GOAL OF THE EXERCISE
Could you write out the records below exactly as they appear, leaving out any pictures?
— start DATA SECTION —
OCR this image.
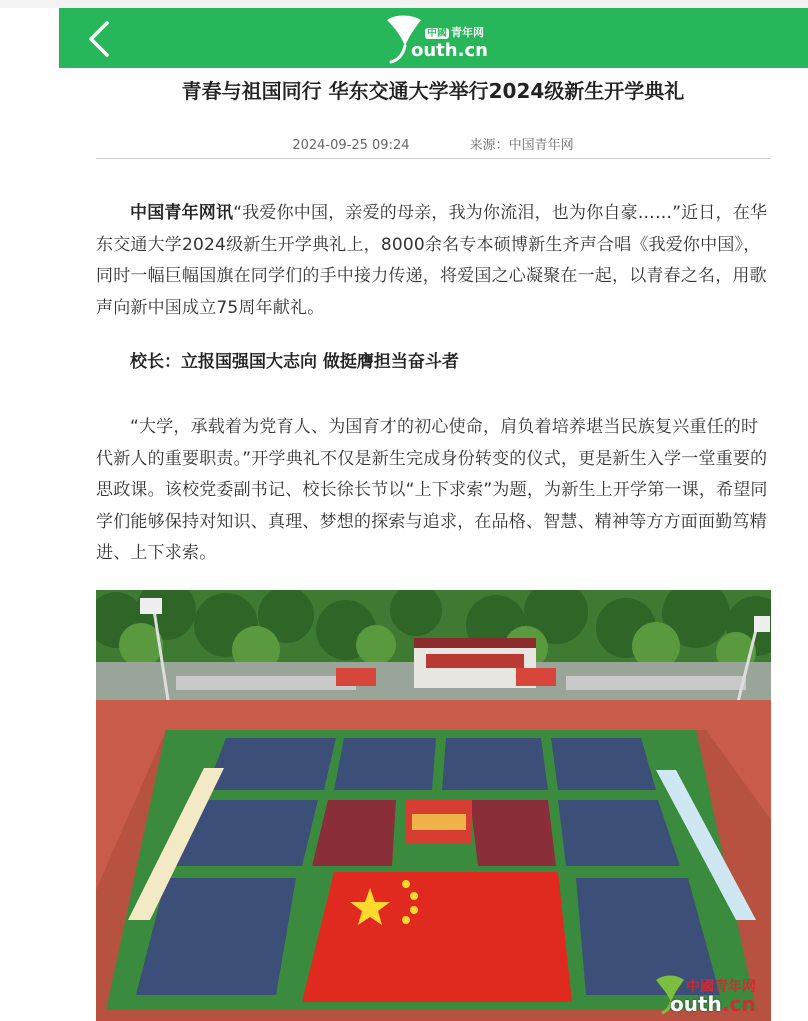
中國 青年网
outh.cn
青春与祖国同行 华东交通大学举行2024级新生开学典礼
2024-09-25 09:24	来源：中国青年网

中国青年网讯“我爱你中国，亲爱的母亲，我为你流泪，也为你自豪……”近日，在华东交通大学2024级新生开学典礼上，8000余名专本硕博新生齐声合唱《我爱你中国》，同时一幅巨幅国旗在同学们的手中接力传递，将爱国之心凝聚在一起，以青春之名，用歌声向新中国成立75周年献礼。

校长：立报国强国大志向 做挺膺担当奋斗者

“大学，承载着为党育人、为国育才的初心使命，肩负着培养堪当民族复兴重任的时代新人的重要职责。”开学典礼不仅是新生完成身份转变的仪式，更是新生入学一堂重要的思政课。该校党委副书记、校长徐长节以“上下求索”为题，为新生上开学第一课，希望同学们能够保持对知识、真理、梦想的探索与追求，在品格、智慧、精神等方方面面勤笃精进、上下求索。

中國青年网
outh.cn
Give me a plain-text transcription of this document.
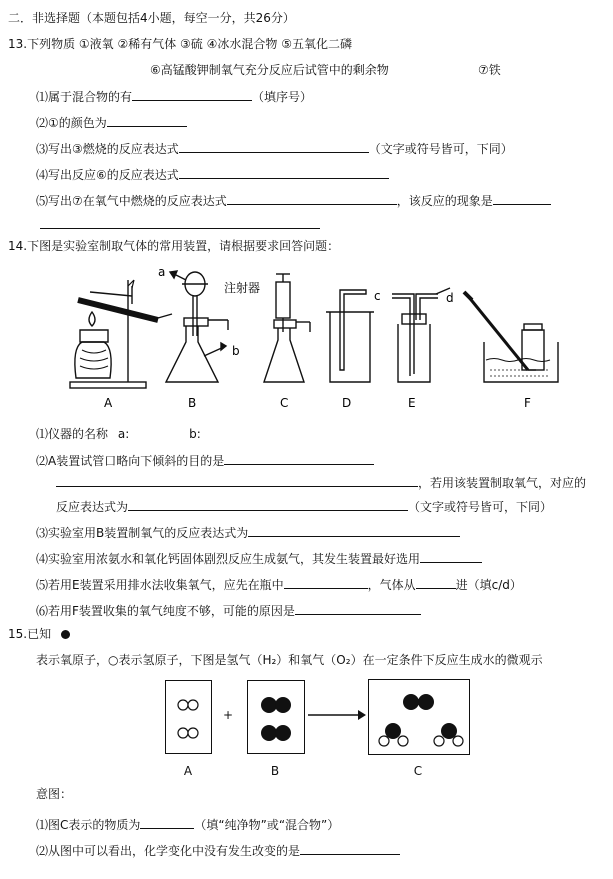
二．非选择题（本题包括4小题，每空一分，共26分）
13.下列物质 ①液氧 ②稀有气体 ③硫 ④冰水混合物 ⑤五氧化二磷
⑥高锰酸钾制氧气充分反应后试管中的剩余物	⑦铁
⑴属于混合物的有	（填序号）
⑵①的颜色为
⑶写出③燃烧的反应表达式	（文字或符号皆可，下同）
⑷写出反应⑥的反应表达式
⑸写出⑦在氧气中燃烧的反应表达式	，该反应的现象是
14.下图是实验室制取气体的常用装置，请根据要求回答问题：
a
b
注射器
c	d
A	B	C	D	E	F
⑴仪器的名称 a:	b:
⑵A装置试管口略向下倾斜的目的是
，若用该装置制取氧气，对应的
反应表达式为	（文字或符号皆可，下同）
⑶实验室用B装置制氧气的反应表达式为
⑷实验室用浓氨水和氧化钙固体剧烈反应生成氨气，其发生装置最好选用
⑸若用E装置采用排水法收集氧气，应先在瓶中	，气体从	进（填c/d）
⑹若用F装置收集的氧气纯度不够，可能的原因是
15.已知
表示氧原子，○表示氢原子，下图是氢气（H₂）和氧气（O₂）在一定条件下反应生成水的微观示
+
A	B	C
意图：
⑴图C表示的物质为	（填“纯净物”或“混合物”）
⑵从图中可以看出，化学变化中没有发生改变的是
— end DATA SECTION —
ANSWER FOR THE TASK
OCR this image.
中國 青年网
outh.cn
青春与祖国同行 华东交通大学举行2024级新生开学典礼
2024-09-25 09:24	来源：中国青年网

中国青年网讯“我爱你中国，亲爱的母亲，我为你流泪，也为你自豪……”近日，在华东交通大学2024级新生开学典礼上，8000余名专本硕博新生齐声合唱《我爱你中国》，同时一幅巨幅国旗在同学们的手中接力传递，将爱国之心凝聚在一起，以青春之名，用歌声向新中国成立75周年献礼。

校长：立报国强国大志向 做挺膺担当奋斗者

“大学，承载着为党育人、为国育才的初心使命，肩负着培养堪当民族复兴重任的时代新人的重要职责。”开学典礼不仅是新生完成身份转变的仪式，更是新生入学一堂重要的思政课。该校党委副书记、校长徐长节以“上下求索”为题，为新生上开学第一课，希望同学们能够保持对知识、真理、梦想的探索与追求，在品格、智慧、精神等方方面面勤笃精进、上下求索。

中國青年网
outh.cn
Give me a plain-text transcription of this document.
二．非选择题（本题包括4小题，每空一分，共26分）
13.下列物质 ①液氧 ②稀有气体 ③硫 ④冰水混合物 ⑤五氧化二磷
⑥高锰酸钾制氧气充分反应后试管中的剩余物	⑦铁
⑴属于混合物的有	（填序号）
⑵①的颜色为
⑶写出③燃烧的反应表达式	（文字或符号皆可，下同）
⑷写出反应⑥的反应表达式
⑸写出⑦在氧气中燃烧的反应表达式	，该反应的现象是
14.下图是实验室制取气体的常用装置，请根据要求回答问题：
a
b
注射器
c	d
A	B	C	D	E	F
⑴仪器的名称 a:	b:
⑵A装置试管口略向下倾斜的目的是
，若用该装置制取氧气，对应的
反应表达式为	（文字或符号皆可，下同）
⑶实验室用B装置制氧气的反应表达式为
⑷实验室用浓氨水和氧化钙固体剧烈反应生成氨气，其发生装置最好选用
⑸若用E装置采用排水法收集氧气，应先在瓶中	，气体从	进（填c/d）
⑹若用F装置收集的氧气纯度不够，可能的原因是
15.已知
表示氧原子，○表示氢原子，下图是氢气（H₂）和氧气（O₂）在一定条件下反应生成水的微观示
+
A	B	C
意图：
⑴图C表示的物质为	（填“纯净物”或“混合物”）
⑵从图中可以看出，化学变化中没有发生改变的是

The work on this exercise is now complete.